- Do this -
Each entry below is to be extracted exactly.

++++ Records shown

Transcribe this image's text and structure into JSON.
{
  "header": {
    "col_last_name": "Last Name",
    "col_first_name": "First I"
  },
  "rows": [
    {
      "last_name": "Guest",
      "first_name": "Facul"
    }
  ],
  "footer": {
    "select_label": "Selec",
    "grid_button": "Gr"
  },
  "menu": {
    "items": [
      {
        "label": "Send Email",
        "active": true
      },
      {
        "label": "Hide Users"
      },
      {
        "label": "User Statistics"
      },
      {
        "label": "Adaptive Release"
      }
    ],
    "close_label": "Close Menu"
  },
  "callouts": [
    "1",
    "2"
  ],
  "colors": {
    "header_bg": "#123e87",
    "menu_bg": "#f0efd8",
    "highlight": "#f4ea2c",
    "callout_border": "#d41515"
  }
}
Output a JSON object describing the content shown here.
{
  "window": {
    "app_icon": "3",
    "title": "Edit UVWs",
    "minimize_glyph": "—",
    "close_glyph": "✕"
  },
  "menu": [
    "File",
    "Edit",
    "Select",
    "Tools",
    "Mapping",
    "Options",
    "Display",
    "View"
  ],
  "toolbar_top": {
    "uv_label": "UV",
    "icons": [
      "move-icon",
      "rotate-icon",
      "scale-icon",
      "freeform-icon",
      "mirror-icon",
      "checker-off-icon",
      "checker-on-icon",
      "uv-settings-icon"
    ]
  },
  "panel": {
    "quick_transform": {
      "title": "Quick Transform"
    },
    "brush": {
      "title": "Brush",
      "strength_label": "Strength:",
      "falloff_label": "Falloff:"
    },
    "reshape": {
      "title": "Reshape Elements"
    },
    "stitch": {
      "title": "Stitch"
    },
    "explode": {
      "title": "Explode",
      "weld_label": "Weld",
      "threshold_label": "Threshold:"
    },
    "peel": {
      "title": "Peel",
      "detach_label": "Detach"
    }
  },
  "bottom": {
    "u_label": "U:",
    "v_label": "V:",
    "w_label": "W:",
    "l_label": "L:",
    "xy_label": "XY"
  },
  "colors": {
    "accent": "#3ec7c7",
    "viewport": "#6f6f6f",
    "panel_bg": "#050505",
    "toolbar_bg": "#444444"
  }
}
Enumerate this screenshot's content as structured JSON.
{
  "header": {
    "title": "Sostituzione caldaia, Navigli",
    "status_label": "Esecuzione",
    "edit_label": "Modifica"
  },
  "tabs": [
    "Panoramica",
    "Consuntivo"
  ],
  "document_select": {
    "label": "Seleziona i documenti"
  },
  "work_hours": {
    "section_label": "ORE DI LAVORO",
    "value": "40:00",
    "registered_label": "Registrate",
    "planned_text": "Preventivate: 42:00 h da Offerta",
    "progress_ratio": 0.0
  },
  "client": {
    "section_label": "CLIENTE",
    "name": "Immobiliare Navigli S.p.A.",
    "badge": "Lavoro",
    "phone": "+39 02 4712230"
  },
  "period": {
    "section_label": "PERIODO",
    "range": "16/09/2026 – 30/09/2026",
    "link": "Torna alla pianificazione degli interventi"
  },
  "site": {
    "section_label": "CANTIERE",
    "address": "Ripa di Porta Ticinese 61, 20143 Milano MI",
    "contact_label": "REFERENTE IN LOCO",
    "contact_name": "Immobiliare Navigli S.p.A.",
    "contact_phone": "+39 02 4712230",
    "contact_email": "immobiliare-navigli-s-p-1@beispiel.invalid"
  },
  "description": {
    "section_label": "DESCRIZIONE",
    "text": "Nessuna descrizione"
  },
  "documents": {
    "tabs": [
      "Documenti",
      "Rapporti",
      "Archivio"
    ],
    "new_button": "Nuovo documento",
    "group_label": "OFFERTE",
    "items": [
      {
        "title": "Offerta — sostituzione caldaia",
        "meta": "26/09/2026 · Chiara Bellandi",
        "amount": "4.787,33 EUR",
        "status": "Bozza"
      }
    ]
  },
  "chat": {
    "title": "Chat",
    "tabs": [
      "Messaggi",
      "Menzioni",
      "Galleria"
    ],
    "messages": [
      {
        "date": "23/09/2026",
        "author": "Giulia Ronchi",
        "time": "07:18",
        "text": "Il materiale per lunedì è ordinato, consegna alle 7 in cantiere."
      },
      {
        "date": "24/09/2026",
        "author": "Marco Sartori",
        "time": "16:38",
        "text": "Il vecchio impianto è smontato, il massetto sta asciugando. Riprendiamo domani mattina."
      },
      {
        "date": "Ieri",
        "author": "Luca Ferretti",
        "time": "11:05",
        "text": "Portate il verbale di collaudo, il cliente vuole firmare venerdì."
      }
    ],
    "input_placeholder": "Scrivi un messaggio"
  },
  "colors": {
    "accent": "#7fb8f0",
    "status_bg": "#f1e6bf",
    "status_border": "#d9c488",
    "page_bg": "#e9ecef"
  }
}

++++++++

- Final result -
Transcribe this image's text and structure into JSON.
{
  "header": {
    "col_last_name": "Last Name",
    "col_first_name": "First I"
  },
  "rows": [
    {
      "last_name": "Guest",
      "first_name": "Facul"
    }
  ],
  "footer": {
    "select_label": "Selec",
    "grid_button": "Gr"
  },
  "menu": {
    "items": [
      {
        "label": "Send Email",
        "active": true
      },
      {
        "label": "Hide Users"
      },
      {
        "label": "User Statistics"
      },
      {
        "label": "Adaptive Release"
      }
    ],
    "close_label": "Close Menu"
  },
  "callouts": [
    "1",
    "2"
  ],
  "colors": {
    "header_bg": "#123e87",
    "menu_bg": "#f0efd8",
    "highlight": "#f4ea2c",
    "callout_border": "#d41515"
  }
}
Output a JSON object describing the content shown here.
{
  "window": {
    "app_icon": "3",
    "title": "Edit UVWs",
    "minimize_glyph": "—",
    "close_glyph": "✕"
  },
  "menu": [
    "File",
    "Edit",
    "Select",
    "Tools",
    "Mapping",
    "Options",
    "Display",
    "View"
  ],
  "toolbar_top": {
    "uv_label": "UV",
    "icons": [
      "move-icon",
      "rotate-icon",
      "scale-icon",
      "freeform-icon",
      "mirror-icon",
      "checker-off-icon",
      "checker-on-icon",
      "uv-settings-icon"
    ]
  },
  "panel": {
    "quick_transform": {
      "title": "Quick Transform"
    },
    "brush": {
      "title": "Brush",
      "strength_label": "Strength:",
      "falloff_label": "Falloff:"
    },
    "reshape": {
      "title": "Reshape Elements"
    },
    "stitch": {
      "title": "Stitch"
    },
    "explode": {
      "title": "Explode",
      "weld_label": "Weld",
      "threshold_label": "Threshold:"
    },
    "peel": {
      "title": "Peel",
      "detach_label": "Detach"
    }
  },
  "bottom": {
    "u_label": "U:",
    "v_label": "V:",
    "w_label": "W:",
    "l_label": "L:",
    "xy_label": "XY"
  },
  "colors": {
    "accent": "#3ec7c7",
    "viewport": "#6f6f6f",
    "panel_bg": "#050505",
    "toolbar_bg": "#444444"
  }
}
Enumerate this screenshot's content as structured JSON.
{
  "header": {
    "title": "Sostituzione caldaia, Navigli",
    "status_label": "Esecuzione",
    "edit_label": "Modifica"
  },
  "tabs": [
    "Panoramica",
    "Consuntivo"
  ],
  "document_select": {
    "label": "Seleziona i documenti"
  },
  "work_hours": {
    "section_label": "ORE DI LAVORO",
    "value": "40:00",
    "registered_label": "Registrate",
    "planned_text": "Preventivate: 42:00 h da Offerta",
    "progress_ratio": 0.0
  },
  "client": {
    "section_label": "CLIENTE",
    "name": "Immobiliare Navigli S.p.A.",
    "badge": "Lavoro",
    "phone": "+39 02 4712230"
  },
  "period": {
    "section_label": "PERIODO",
    "range": "16/09/2026 – 30/09/2026",
    "link": "Torna alla pianificazione degli interventi"
  },
  "site": {
    "section_label": "CANTIERE",
    "address": "Ripa di Porta Ticinese 61, 20143 Milano MI",
    "contact_label": "REFERENTE IN LOCO",
    "contact_name": "Immobiliare Navigli S.p.A.",
    "contact_phone": "+39 02 4712230",
    "contact_email": "immobiliare-navigli-s-p-1@beispiel.invalid"
  },
  "description": {
    "section_label": "DESCRIZIONE",
    "text": "Nessuna descrizione"
  },
  "documents": {
    "tabs": [
      "Documenti",
      "Rapporti",
      "Archivio"
    ],
    "new_button": "Nuovo documento",
    "group_label": "OFFERTE",
    "items": [
      {
        "title": "Offerta — sostituzione caldaia",
        "meta": "26/09/2026 · Chiara Bellandi",
        "amount": "4.787,33 EUR",
        "status": "Bozza"
      }
    ]
  },
  "chat": {
    "title": "Chat",
    "tabs": [
      "Messaggi",
      "Menzioni",
      "Galleria"
    ],
    "messages": [
      {
        "date": "23/09/2026",
        "author": "Giulia Ronchi",
        "time": "07:18",
        "text": "Il materiale per lunedì è ordinato, consegna alle 7 in cantiere."
      },
      {
        "date": "24/09/2026",
        "author": "Marco Sartori",
        "time": "16:38",
        "text": "Il vecchio impianto è smontato, il massetto sta asciugando. Riprendiamo domani mattina."
      },
      {
        "date": "Ieri",
        "author": "Luca Ferretti",
        "time": "11:05",
        "text": "Portate il verbale di collaudo, il cliente vuole firmare venerdì."
      }
    ],
    "input_placeholder": "Scrivi un messaggio"
  },
  "colors": {
    "accent": "#7fb8f0",
    "status_bg": "#f1e6bf",
    "status_border": "#d9c488",
    "page_bg": "#e9ecef"
  }
}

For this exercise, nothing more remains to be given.